[MATERIAL FOR THIS TASK]
· · · ·
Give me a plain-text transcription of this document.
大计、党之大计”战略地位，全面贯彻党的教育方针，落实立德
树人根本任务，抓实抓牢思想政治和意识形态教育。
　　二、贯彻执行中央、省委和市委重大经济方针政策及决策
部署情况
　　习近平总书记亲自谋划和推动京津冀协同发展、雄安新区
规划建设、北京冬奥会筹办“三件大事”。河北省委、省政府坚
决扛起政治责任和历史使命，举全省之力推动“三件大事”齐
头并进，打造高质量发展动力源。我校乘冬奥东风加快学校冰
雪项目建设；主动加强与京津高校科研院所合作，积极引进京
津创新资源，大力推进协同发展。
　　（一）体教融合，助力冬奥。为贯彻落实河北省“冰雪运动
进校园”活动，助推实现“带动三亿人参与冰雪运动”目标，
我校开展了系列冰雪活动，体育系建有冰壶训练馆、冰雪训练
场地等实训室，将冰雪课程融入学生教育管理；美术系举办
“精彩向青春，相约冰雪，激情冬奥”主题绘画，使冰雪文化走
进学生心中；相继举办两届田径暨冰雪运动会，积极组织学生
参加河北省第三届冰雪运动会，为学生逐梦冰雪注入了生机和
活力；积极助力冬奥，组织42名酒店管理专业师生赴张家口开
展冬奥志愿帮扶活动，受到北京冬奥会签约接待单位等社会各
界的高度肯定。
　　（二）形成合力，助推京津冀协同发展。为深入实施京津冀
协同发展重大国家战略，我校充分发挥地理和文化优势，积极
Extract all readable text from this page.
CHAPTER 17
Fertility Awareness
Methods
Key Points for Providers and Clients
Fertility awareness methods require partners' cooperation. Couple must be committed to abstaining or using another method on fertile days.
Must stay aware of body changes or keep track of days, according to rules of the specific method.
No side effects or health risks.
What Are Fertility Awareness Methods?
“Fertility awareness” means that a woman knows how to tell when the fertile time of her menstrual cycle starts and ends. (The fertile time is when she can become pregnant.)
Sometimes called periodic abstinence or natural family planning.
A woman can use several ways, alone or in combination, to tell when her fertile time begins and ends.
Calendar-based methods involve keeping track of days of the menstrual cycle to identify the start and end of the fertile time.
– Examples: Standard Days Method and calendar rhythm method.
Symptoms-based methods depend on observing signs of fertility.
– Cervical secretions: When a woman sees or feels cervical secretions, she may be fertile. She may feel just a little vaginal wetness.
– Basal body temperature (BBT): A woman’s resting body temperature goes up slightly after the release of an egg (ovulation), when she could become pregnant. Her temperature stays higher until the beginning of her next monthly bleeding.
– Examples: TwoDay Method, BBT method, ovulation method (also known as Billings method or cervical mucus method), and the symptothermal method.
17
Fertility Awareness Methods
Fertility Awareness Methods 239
· · · ·
[GOAL]
Return all lines of the material above in which the word "body" occurs.

[OUTPUT FOR THIS EXERCISE]
Must stay aware of body changes or keep track of days, according to rules of the specific method.
– Basal body temperature (BBT): A woman’s resting body temperature goes up slightly after the release of an egg (ovulation), when she could become pregnant. Her temperature stays higher until the beginning of her next monthly bleeding.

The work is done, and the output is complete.